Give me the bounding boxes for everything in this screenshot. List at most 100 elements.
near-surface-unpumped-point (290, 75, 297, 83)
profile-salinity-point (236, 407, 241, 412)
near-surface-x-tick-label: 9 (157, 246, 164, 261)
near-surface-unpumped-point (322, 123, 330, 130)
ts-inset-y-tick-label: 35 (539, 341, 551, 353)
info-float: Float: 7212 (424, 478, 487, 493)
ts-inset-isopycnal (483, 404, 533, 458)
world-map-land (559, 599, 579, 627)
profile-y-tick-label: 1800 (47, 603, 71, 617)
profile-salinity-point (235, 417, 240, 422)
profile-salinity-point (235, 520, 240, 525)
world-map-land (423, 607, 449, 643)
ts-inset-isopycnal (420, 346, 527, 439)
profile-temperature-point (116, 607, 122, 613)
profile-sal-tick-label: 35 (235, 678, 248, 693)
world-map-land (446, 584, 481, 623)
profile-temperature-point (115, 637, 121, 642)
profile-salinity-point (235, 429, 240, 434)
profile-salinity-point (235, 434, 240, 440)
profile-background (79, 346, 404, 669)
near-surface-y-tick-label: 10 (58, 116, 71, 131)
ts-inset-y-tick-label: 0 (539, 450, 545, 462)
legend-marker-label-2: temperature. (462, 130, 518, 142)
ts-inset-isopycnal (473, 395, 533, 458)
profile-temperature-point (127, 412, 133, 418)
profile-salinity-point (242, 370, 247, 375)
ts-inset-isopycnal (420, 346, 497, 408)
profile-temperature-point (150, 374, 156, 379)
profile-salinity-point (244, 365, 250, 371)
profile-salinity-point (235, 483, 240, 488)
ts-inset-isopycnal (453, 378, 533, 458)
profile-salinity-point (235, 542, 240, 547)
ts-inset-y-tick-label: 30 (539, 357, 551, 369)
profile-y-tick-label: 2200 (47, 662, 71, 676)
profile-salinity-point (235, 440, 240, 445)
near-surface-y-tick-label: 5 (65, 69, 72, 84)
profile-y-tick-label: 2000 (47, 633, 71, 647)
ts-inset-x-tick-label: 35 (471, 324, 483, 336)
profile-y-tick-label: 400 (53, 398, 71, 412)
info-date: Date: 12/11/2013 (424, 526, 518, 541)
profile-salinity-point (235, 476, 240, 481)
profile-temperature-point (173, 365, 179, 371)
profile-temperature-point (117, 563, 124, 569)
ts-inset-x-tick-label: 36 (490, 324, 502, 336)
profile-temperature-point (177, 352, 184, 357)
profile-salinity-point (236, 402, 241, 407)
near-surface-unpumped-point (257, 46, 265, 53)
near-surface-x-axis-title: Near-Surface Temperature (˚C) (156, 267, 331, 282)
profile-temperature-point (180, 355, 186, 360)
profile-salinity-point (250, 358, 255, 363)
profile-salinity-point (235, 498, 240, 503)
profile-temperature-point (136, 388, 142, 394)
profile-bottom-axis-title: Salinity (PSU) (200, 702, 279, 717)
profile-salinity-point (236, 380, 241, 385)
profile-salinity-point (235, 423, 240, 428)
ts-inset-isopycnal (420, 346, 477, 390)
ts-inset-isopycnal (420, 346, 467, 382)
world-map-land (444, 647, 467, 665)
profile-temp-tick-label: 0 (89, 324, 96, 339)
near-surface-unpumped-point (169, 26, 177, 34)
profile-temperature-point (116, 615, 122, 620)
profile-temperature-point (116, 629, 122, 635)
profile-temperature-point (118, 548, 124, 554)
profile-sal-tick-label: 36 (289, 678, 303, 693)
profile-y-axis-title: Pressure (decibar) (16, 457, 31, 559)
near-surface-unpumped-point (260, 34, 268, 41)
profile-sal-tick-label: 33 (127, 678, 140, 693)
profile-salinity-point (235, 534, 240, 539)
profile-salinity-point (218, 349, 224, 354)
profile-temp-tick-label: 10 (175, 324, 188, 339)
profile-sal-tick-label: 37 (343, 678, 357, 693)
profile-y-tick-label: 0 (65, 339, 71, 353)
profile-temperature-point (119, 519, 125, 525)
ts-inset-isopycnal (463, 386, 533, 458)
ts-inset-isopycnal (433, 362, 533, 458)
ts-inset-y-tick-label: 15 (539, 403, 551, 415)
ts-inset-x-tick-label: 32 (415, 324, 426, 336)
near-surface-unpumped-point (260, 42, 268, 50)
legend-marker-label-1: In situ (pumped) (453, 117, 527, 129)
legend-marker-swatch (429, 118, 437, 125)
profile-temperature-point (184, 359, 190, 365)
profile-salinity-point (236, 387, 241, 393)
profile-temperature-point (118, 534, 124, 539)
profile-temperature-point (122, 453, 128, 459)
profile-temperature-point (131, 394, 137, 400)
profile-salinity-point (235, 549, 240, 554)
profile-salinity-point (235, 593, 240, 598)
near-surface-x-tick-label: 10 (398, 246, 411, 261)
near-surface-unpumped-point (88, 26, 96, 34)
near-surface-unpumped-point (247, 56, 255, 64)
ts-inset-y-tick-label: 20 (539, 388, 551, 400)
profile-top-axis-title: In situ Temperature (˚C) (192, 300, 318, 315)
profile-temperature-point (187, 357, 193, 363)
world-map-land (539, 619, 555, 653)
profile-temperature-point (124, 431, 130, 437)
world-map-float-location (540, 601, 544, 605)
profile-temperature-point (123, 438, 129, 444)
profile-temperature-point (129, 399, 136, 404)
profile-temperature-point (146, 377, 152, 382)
^^^^^^^^^^^^^^^^
The task: Give back every one of the lines above, unchanged and in their original order.

Exercise response:
Give me the bounding boxes for everything in this screenshot. List at most 100 elements.
near-surface-unpumped-point (290, 75, 297, 83)
profile-salinity-point (236, 407, 241, 412)
near-surface-x-tick-label: 9 (157, 246, 164, 261)
near-surface-unpumped-point (322, 123, 330, 130)
ts-inset-y-tick-label: 35 (539, 341, 551, 353)
info-float: Float: 7212 (424, 478, 487, 493)
ts-inset-isopycnal (483, 404, 533, 458)
world-map-land (559, 599, 579, 627)
profile-y-tick-label: 1800 (47, 603, 71, 617)
profile-salinity-point (235, 417, 240, 422)
profile-salinity-point (235, 520, 240, 525)
world-map-land (423, 607, 449, 643)
ts-inset-isopycnal (420, 346, 527, 439)
profile-temperature-point (116, 607, 122, 613)
profile-sal-tick-label: 35 (235, 678, 248, 693)
world-map-land (446, 584, 481, 623)
profile-temperature-point (115, 637, 121, 642)
profile-salinity-point (235, 429, 240, 434)
profile-salinity-point (235, 434, 240, 440)
profile-background (79, 346, 404, 669)
near-surface-y-tick-label: 10 (58, 116, 71, 131)
ts-inset-y-tick-label: 0 (539, 450, 545, 462)
legend-marker-label-2: temperature. (462, 130, 518, 142)
ts-inset-isopycnal (473, 395, 533, 458)
profile-temperature-point (127, 412, 133, 418)
profile-salinity-point (242, 370, 247, 375)
ts-inset-isopycnal (420, 346, 497, 408)
profile-temperature-point (150, 374, 156, 379)
profile-salinity-point (244, 365, 250, 371)
profile-salinity-point (235, 483, 240, 488)
ts-inset-isopycnal (453, 378, 533, 458)
profile-salinity-point (235, 542, 240, 547)
ts-inset-y-tick-label: 30 (539, 357, 551, 369)
profile-y-tick-label: 2200 (47, 662, 71, 676)
profile-salinity-point (235, 440, 240, 445)
near-surface-y-tick-label: 5 (65, 69, 72, 84)
profile-y-tick-label: 2000 (47, 633, 71, 647)
ts-inset-x-tick-label: 35 (471, 324, 483, 336)
profile-y-tick-label: 400 (53, 398, 71, 412)
info-date: Date: 12/11/2013 (424, 526, 518, 541)
profile-salinity-point (235, 476, 240, 481)
profile-temperature-point (173, 365, 179, 371)
profile-temperature-point (117, 563, 124, 569)
ts-inset-x-tick-label: 36 (490, 324, 502, 336)
profile-temperature-point (177, 352, 184, 357)
profile-salinity-point (236, 402, 241, 407)
near-surface-unpumped-point (257, 46, 265, 53)
near-surface-x-axis-title: Near-Surface Temperature (˚C) (156, 267, 331, 282)
profile-temperature-point (180, 355, 186, 360)
profile-salinity-point (250, 358, 255, 363)
profile-salinity-point (235, 498, 240, 503)
profile-temperature-point (136, 388, 142, 394)
profile-bottom-axis-title: Salinity (PSU) (200, 702, 279, 717)
profile-salinity-point (236, 380, 241, 385)
profile-salinity-point (235, 423, 240, 428)
ts-inset-isopycnal (420, 346, 477, 390)
ts-inset-isopycnal (420, 346, 467, 382)
world-map-land (444, 647, 467, 665)
profile-temp-tick-label: 0 (89, 324, 96, 339)
near-surface-unpumped-point (169, 26, 177, 34)
profile-temperature-point (116, 615, 122, 620)
profile-temperature-point (116, 629, 122, 635)
profile-temperature-point (118, 548, 124, 554)
profile-sal-tick-label: 36 (289, 678, 303, 693)
profile-y-axis-title: Pressure (decibar) (16, 457, 31, 559)
near-surface-unpumped-point (260, 34, 268, 41)
profile-sal-tick-label: 33 (127, 678, 140, 693)
profile-salinity-point (235, 534, 240, 539)
profile-salinity-point (218, 349, 224, 354)
profile-temp-tick-label: 10 (175, 324, 188, 339)
profile-sal-tick-label: 37 (343, 678, 357, 693)
profile-y-tick-label: 0 (65, 339, 71, 353)
profile-temperature-point (119, 519, 125, 525)
ts-inset-isopycnal (463, 386, 533, 458)
ts-inset-isopycnal (433, 362, 533, 458)
ts-inset-y-tick-label: 15 (539, 403, 551, 415)
ts-inset-x-tick-label: 32 (415, 324, 426, 336)
near-surface-unpumped-point (260, 42, 268, 50)
legend-marker-label-1: In situ (pumped) (453, 117, 527, 129)
legend-marker-swatch (429, 118, 437, 125)
profile-temperature-point (184, 359, 190, 365)
profile-salinity-point (236, 387, 241, 393)
profile-temperature-point (118, 534, 124, 539)
profile-temperature-point (122, 453, 128, 459)
profile-temperature-point (131, 394, 137, 400)
profile-salinity-point (235, 549, 240, 554)
profile-salinity-point (235, 593, 240, 598)
near-surface-x-tick-label: 10 (398, 246, 411, 261)
near-surface-unpumped-point (88, 26, 96, 34)
near-surface-unpumped-point (247, 56, 255, 64)
ts-inset-y-tick-label: 20 (539, 388, 551, 400)
profile-top-axis-title: In situ Temperature (˚C) (192, 300, 318, 315)
profile-temperature-point (187, 357, 193, 363)
world-map-land (539, 619, 555, 653)
profile-temperature-point (124, 431, 130, 437)
world-map-float-location (540, 601, 544, 605)
profile-temperature-point (123, 438, 129, 444)
profile-temperature-point (129, 399, 136, 404)
profile-temperature-point (146, 377, 152, 382)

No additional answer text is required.